▶ **Instructions to follow**
Transcribe the data that follows precisely, omitting nothing.

▶ **Extracted entries**
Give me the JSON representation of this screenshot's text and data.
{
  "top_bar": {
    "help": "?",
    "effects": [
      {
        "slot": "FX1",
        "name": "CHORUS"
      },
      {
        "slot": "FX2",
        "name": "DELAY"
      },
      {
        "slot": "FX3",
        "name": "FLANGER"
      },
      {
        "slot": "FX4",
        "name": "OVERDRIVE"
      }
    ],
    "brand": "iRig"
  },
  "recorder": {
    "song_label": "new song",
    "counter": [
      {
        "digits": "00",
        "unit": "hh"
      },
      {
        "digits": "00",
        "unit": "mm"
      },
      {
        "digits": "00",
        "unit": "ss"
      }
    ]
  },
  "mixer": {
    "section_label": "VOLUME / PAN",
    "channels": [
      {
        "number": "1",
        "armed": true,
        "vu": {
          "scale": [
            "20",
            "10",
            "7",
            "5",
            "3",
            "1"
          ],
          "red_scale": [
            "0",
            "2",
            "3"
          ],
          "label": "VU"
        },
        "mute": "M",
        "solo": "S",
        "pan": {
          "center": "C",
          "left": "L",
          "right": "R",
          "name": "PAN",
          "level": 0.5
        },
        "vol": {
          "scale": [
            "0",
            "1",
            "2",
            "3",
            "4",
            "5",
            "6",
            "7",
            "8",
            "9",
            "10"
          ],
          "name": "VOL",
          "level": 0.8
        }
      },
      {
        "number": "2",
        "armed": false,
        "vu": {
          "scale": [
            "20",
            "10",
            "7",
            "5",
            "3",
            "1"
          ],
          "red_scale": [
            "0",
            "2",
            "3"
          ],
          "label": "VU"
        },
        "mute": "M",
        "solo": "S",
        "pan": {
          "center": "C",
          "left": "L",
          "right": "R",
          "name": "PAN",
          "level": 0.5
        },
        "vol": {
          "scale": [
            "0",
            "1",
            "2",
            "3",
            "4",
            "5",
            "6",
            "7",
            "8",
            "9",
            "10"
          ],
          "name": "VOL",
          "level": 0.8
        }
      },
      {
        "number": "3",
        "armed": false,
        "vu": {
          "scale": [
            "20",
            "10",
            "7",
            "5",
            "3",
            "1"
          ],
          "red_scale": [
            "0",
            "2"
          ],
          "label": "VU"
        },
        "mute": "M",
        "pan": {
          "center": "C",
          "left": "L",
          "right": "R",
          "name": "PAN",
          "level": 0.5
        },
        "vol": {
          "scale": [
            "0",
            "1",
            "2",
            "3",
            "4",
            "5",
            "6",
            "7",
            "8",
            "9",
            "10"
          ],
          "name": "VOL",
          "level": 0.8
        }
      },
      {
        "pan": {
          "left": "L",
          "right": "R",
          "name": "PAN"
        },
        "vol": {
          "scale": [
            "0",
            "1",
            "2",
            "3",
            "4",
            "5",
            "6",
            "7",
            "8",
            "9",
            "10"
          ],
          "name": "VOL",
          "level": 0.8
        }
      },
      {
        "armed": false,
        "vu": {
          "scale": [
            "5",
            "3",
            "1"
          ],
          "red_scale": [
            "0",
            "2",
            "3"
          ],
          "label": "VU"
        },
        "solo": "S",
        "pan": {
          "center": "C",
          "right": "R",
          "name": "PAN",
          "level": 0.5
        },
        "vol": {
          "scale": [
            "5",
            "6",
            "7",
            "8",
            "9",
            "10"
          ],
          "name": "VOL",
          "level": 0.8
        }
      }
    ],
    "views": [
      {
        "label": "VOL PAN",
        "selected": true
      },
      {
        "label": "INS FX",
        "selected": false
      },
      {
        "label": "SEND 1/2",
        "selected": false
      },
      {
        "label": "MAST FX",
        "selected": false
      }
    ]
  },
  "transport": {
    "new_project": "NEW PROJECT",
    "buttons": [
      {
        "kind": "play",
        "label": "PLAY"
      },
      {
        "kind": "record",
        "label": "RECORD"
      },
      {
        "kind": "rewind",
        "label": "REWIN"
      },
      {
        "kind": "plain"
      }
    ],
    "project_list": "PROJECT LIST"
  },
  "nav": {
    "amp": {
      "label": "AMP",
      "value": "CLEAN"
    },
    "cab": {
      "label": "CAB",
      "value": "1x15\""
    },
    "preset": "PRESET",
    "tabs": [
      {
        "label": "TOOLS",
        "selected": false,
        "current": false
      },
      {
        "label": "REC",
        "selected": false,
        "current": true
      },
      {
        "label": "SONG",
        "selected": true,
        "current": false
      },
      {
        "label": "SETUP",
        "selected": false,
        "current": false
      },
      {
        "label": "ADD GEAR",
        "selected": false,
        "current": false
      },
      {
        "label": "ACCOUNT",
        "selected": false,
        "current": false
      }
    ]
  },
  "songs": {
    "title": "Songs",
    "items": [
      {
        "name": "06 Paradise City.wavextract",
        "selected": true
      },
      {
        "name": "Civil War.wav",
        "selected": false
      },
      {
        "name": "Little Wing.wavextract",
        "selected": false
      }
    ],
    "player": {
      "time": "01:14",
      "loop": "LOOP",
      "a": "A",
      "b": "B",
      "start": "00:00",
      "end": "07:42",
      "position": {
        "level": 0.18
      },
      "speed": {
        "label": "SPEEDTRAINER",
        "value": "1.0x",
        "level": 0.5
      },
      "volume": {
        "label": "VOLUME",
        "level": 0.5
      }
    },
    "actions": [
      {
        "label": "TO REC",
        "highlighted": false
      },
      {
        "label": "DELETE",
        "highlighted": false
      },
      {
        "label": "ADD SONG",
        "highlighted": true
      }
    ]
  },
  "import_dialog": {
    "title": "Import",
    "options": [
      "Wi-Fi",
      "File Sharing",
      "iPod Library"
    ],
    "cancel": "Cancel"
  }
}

▶ **Answer for the task**
Give me the JSON representation of this screenshot's text and data.
{
  "top_bar": {
    "help": "?",
    "effects": [
      {
        "slot": "FX1",
        "name": "CHORUS"
      },
      {
        "slot": "FX2",
        "name": "DELAY"
      },
      {
        "slot": "FX3",
        "name": "FLANGER"
      },
      {
        "slot": "FX4",
        "name": "OVERDRIVE"
      }
    ],
    "brand": "iRig"
  },
  "recorder": {
    "song_label": "new song",
    "counter": [
      {
        "digits": "00",
        "unit": "hh"
      },
      {
        "digits": "00",
        "unit": "mm"
      },
      {
        "digits": "00",
        "unit": "ss"
      }
    ]
  },
  "mixer": {
    "section_label": "VOLUME / PAN",
    "channels": [
      {
        "number": "1",
        "armed": true,
        "vu": {
          "scale": [
            "20",
            "10",
            "7",
            "5",
            "3",
            "1"
          ],
          "red_scale": [
            "0",
            "2",
            "3"
          ],
          "label": "VU"
        },
        "mute": "M",
        "solo": "S",
        "pan": {
          "center": "C",
          "left": "L",
          "right": "R",
          "name": "PAN",
          "level": 0.5
        },
        "vol": {
          "scale": [
            "0",
            "1",
            "2",
            "3",
            "4",
            "5",
            "6",
            "7",
            "8",
            "9",
            "10"
          ],
          "name": "VOL",
          "level": 0.8
        }
      },
      {
        "number": "2",
        "armed": false,
        "vu": {
          "scale": [
            "20",
            "10",
            "7",
            "5",
            "3",
            "1"
          ],
          "red_scale": [
            "0",
            "2",
            "3"
          ],
          "label": "VU"
        },
        "mute": "M",
        "solo": "S",
        "pan": {
          "center": "C",
          "left": "L",
          "right": "R",
          "name": "PAN",
          "level": 0.5
        },
        "vol": {
          "scale": [
            "0",
            "1",
            "2",
            "3",
            "4",
            "5",
            "6",
            "7",
            "8",
            "9",
            "10"
          ],
          "name": "VOL",
          "level": 0.8
        }
      },
      {
        "number": "3",
        "armed": false,
        "vu": {
          "scale": [
            "20",
            "10",
            "7",
            "5",
            "3",
            "1"
          ],
          "red_scale": [
            "0",
            "2"
          ],
          "label": "VU"
        },
        "mute": "M",
        "pan": {
          "center": "C",
          "left": "L",
          "right": "R",
          "name": "PAN",
          "level": 0.5
        },
        "vol": {
          "scale": [
            "0",
            "1",
            "2",
            "3",
            "4",
            "5",
            "6",
            "7",
            "8",
            "9",
            "10"
          ],
          "name": "VOL",
          "level": 0.8
        }
      },
      {
        "pan": {
          "left": "L",
          "right": "R",
          "name": "PAN"
        },
        "vol": {
          "scale": [
            "0",
            "1",
            "2",
            "3",
            "4",
            "5",
            "6",
            "7",
            "8",
            "9",
            "10"
          ],
          "name": "VOL",
          "level": 0.8
        }
      },
      {
        "armed": false,
        "vu": {
          "scale": [
            "5",
            "3",
            "1"
          ],
          "red_scale": [
            "0",
            "2",
            "3"
          ],
          "label": "VU"
        },
        "solo": "S",
        "pan": {
          "center": "C",
          "right": "R",
          "name": "PAN",
          "level": 0.5
        },
        "vol": {
          "scale": [
            "5",
            "6",
            "7",
            "8",
            "9",
            "10"
          ],
          "name": "VOL",
          "level": 0.8
        }
      }
    ],
    "views": [
      {
        "label": "VOL PAN",
        "selected": true
      },
      {
        "label": "INS FX",
        "selected": false
      },
      {
        "label": "SEND 1/2",
        "selected": false
      },
      {
        "label": "MAST FX",
        "selected": false
      }
    ]
  },
  "transport": {
    "new_project": "NEW PROJECT",
    "buttons": [
      {
        "kind": "play",
        "label": "PLAY"
      },
      {
        "kind": "record",
        "label": "RECORD"
      },
      {
        "kind": "rewind",
        "label": "REWIN"
      },
      {
        "kind": "plain"
      }
    ],
    "project_list": "PROJECT LIST"
  },
  "nav": {
    "amp": {
      "label": "AMP",
      "value": "CLEAN"
    },
    "cab": {
      "label": "CAB",
      "value": "1x15\""
    },
    "preset": "PRESET",
    "tabs": [
      {
        "label": "TOOLS",
        "selected": false,
        "current": false
      },
      {
        "label": "REC",
        "selected": false,
        "current": true
      },
      {
        "label": "SONG",
        "selected": true,
        "current": false
      },
      {
        "label": "SETUP",
        "selected": false,
        "current": false
      },
      {
        "label": "ADD GEAR",
        "selected": false,
        "current": false
      },
      {
        "label": "ACCOUNT",
        "selected": false,
        "current": false
      }
    ]
  },
  "songs": {
    "title": "Songs",
    "items": [
      {
        "name": "06 Paradise City.wavextract",
        "selected": true
      },
      {
        "name": "Civil War.wav",
        "selected": false
      },
      {
        "name": "Little Wing.wavextract",
        "selected": false
      }
    ],
    "player": {
      "time": "01:14",
      "loop": "LOOP",
      "a": "A",
      "b": "B",
      "start": "00:00",
      "end": "07:42",
      "position": {
        "level": 0.18
      },
      "speed": {
        "label": "SPEEDTRAINER",
        "value": "1.0x",
        "level": 0.5
      },
      "volume": {
        "label": "VOLUME",
        "level": 0.5
      }
    },
    "actions": [
      {
        "label": "TO REC",
        "highlighted": false
      },
      {
        "label": "DELETE",
        "highlighted": false
      },
      {
        "label": "ADD SONG",
        "highlighted": true
      }
    ]
  },
  "import_dialog": {
    "title": "Import",
    "options": [
      "Wi-Fi",
      "File Sharing",
      "iPod Library"
    ],
    "cancel": "Cancel"
  }
}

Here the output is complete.